#### Stated exercise
Copy out every line containing the word "title".

[Recorded data]
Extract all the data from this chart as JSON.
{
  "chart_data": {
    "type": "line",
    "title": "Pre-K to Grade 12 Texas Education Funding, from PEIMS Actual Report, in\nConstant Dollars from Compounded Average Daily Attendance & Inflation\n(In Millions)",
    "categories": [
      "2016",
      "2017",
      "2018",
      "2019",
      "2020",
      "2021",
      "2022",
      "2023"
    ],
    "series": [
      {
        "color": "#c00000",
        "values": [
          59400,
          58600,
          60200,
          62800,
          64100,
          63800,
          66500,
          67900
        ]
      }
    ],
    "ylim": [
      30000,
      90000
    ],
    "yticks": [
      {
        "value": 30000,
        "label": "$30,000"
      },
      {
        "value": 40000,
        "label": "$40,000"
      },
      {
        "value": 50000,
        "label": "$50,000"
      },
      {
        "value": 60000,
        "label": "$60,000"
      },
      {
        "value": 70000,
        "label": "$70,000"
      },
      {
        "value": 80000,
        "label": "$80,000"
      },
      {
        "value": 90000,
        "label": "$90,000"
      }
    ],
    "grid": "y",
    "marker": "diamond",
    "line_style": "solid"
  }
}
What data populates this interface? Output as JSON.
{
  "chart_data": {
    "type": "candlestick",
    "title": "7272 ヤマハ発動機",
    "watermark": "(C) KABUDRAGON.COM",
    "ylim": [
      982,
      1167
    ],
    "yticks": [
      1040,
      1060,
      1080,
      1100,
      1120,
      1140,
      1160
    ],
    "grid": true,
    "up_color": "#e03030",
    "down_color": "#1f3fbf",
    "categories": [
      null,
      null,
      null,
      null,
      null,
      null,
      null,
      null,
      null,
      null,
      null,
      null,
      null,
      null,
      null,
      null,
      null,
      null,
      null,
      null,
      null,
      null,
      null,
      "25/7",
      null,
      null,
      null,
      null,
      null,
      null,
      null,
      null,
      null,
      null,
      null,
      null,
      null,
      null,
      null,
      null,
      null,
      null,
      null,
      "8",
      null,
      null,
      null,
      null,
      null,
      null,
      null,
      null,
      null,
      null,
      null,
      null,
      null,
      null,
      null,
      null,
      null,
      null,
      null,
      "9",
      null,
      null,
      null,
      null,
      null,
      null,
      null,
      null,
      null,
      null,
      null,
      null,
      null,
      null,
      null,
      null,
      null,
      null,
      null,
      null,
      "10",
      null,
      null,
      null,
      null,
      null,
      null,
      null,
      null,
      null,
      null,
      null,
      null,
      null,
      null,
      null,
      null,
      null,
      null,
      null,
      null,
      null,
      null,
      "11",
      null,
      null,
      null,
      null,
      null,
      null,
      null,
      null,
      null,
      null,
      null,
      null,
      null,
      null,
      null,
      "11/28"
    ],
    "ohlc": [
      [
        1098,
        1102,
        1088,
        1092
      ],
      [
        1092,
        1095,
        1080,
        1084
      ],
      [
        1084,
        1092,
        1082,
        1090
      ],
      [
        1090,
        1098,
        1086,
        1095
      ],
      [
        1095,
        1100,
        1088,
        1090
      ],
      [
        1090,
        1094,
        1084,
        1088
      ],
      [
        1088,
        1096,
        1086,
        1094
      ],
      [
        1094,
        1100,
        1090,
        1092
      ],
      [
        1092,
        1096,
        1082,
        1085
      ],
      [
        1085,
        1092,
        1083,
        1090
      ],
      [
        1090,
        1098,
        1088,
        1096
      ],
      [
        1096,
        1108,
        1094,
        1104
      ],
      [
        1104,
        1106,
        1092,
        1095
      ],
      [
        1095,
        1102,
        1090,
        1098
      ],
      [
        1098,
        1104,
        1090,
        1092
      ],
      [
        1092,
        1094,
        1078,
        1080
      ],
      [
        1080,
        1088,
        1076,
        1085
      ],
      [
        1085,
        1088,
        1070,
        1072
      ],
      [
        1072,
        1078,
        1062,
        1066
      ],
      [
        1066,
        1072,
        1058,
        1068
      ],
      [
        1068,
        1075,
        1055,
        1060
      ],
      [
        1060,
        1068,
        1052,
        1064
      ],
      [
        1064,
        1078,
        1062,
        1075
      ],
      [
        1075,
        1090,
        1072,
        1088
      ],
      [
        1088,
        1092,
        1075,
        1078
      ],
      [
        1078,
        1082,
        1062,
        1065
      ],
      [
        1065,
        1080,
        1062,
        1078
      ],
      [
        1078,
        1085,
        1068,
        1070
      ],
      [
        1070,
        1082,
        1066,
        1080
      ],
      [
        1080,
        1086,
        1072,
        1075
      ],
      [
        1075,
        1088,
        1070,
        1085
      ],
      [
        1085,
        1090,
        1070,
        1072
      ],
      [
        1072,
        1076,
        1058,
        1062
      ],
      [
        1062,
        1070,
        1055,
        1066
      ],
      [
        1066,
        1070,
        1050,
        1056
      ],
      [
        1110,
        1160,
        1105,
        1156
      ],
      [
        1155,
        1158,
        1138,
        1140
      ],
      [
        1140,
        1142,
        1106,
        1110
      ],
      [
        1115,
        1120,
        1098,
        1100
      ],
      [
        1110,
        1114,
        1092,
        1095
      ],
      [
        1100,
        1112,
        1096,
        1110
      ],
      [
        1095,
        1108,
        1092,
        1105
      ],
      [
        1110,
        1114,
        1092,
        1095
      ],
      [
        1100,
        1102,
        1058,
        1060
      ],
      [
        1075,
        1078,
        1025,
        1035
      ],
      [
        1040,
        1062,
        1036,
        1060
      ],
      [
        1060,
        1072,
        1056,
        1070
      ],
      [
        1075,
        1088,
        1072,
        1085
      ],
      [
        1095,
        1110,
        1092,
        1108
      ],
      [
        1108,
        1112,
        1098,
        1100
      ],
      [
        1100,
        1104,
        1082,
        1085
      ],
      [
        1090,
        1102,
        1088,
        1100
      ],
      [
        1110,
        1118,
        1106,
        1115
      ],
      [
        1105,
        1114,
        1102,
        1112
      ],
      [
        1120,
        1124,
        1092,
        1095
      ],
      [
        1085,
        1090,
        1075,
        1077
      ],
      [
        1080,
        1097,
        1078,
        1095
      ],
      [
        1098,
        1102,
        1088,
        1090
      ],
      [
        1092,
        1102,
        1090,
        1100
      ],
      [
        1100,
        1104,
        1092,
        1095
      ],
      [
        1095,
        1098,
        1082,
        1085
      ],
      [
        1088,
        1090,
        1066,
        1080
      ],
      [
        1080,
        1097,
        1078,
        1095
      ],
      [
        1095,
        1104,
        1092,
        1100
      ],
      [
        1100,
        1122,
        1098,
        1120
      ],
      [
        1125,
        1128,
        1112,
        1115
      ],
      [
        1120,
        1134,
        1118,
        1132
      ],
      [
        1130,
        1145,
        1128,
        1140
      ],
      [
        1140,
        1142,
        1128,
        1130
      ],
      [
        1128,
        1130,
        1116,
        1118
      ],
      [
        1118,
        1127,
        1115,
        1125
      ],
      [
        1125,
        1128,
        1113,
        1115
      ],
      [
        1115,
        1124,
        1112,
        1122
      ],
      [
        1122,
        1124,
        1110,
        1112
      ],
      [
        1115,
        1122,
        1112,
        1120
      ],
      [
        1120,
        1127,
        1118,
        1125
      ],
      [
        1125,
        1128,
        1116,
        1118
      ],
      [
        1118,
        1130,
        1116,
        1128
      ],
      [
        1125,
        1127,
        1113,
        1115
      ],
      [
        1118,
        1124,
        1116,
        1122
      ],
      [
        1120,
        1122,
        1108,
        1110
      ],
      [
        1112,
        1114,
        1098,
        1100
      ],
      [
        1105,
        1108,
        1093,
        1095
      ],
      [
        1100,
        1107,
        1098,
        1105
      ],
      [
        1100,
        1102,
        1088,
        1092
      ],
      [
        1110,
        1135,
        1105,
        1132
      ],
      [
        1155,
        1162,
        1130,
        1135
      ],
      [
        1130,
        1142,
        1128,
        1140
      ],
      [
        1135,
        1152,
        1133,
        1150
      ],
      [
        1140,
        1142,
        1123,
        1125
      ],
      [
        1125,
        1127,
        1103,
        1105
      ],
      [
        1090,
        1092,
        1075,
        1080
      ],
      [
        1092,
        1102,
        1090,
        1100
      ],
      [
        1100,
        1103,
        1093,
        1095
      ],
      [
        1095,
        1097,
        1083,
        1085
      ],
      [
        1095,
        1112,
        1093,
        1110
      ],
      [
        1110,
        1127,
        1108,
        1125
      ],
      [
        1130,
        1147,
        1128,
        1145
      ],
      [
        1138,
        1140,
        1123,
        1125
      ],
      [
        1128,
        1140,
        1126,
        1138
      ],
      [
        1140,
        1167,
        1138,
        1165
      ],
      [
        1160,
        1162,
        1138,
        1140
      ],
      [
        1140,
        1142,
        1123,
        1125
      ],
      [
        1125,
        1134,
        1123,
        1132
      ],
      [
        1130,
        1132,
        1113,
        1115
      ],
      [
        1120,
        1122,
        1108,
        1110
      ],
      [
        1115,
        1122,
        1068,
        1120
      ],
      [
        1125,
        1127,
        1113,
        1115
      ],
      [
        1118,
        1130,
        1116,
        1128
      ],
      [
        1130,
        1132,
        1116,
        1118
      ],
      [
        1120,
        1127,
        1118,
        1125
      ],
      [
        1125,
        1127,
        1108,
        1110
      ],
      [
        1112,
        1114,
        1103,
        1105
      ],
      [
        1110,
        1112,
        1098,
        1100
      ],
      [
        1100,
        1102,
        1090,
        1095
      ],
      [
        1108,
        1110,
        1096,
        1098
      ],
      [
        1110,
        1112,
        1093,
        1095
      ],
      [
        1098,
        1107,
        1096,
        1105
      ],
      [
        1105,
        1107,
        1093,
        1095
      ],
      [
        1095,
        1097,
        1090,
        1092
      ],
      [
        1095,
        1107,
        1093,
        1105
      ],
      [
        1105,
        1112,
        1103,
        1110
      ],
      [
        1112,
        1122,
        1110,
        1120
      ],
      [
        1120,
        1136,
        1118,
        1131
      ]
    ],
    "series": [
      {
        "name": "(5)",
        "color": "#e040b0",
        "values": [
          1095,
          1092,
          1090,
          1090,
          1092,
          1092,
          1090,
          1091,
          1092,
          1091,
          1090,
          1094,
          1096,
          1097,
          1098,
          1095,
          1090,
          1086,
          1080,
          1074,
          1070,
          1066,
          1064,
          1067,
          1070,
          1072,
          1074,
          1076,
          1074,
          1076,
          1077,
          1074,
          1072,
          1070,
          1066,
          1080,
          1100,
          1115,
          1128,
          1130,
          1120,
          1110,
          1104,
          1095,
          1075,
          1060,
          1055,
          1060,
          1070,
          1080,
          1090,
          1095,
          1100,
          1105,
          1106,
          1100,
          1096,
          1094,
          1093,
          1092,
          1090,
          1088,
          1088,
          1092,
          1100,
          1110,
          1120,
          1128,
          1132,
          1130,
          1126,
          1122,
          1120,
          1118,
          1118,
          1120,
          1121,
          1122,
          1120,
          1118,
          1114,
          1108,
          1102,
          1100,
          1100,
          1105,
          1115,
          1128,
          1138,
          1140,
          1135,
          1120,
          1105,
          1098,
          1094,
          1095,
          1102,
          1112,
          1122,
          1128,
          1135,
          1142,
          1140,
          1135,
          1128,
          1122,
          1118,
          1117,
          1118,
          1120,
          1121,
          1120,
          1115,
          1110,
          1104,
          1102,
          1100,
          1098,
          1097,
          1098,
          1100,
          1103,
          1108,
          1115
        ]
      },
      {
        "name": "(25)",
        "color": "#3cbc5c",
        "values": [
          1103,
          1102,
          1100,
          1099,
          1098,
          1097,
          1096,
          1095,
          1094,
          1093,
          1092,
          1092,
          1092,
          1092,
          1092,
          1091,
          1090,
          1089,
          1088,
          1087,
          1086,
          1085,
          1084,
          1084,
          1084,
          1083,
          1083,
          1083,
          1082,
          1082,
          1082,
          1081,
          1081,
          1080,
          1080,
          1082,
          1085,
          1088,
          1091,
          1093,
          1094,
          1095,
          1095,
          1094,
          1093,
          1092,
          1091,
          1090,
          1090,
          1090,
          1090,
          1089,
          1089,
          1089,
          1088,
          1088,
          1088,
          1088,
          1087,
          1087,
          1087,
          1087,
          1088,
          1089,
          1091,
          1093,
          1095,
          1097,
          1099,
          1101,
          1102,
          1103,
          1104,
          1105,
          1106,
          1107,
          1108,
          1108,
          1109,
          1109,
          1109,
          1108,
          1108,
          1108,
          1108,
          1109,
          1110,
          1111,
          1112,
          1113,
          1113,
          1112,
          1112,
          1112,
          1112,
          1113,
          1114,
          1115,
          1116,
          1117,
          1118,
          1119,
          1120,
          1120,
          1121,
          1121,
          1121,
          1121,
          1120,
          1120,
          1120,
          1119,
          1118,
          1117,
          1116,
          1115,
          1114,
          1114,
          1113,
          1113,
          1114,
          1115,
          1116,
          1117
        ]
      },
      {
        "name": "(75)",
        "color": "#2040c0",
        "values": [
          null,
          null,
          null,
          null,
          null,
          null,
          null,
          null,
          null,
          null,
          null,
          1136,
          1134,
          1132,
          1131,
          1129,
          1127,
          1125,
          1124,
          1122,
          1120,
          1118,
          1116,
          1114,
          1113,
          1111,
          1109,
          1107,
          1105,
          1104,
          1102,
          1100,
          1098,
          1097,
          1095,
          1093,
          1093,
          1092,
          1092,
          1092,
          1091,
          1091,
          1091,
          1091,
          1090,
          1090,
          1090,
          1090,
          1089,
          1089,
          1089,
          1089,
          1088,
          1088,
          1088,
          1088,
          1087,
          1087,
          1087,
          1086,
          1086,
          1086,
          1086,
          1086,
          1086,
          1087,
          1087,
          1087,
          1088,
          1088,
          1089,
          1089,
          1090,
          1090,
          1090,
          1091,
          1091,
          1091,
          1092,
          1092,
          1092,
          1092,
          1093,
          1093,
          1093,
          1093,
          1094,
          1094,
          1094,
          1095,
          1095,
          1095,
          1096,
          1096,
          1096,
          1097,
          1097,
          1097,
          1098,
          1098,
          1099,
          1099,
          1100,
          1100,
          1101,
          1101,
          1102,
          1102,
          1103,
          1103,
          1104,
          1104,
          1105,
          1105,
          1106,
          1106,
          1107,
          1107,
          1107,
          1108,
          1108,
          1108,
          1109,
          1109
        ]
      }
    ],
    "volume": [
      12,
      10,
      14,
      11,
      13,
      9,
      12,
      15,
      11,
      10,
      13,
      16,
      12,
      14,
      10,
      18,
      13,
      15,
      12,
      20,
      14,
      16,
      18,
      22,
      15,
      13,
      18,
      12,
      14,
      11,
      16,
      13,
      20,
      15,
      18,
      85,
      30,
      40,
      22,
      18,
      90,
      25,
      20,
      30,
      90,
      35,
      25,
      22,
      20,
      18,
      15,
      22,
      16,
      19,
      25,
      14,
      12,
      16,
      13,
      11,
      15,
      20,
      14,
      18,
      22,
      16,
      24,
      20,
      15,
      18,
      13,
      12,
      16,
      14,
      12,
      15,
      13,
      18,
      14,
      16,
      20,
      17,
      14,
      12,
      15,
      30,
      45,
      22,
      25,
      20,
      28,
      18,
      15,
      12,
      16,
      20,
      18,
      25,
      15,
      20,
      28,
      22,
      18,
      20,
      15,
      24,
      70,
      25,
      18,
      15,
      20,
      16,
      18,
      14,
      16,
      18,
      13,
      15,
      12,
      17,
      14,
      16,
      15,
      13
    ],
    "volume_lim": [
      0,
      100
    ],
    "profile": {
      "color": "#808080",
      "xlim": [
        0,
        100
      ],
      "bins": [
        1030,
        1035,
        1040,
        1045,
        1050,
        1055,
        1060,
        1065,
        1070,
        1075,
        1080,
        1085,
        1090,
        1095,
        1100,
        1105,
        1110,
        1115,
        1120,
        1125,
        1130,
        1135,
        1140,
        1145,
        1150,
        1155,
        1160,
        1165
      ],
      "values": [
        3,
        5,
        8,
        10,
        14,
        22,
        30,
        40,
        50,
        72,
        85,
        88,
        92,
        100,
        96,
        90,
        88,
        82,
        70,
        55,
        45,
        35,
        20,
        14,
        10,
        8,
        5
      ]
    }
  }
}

#### Exercise output
    "title": "Pre-K to Grade 12 Texas Education Funding, from PEIMS Actual Report, in\nConstant Dollars from Compounded Average Daily Attendance & Inflation\n(In Millions)",
    "title": "7272 ヤマハ発動機",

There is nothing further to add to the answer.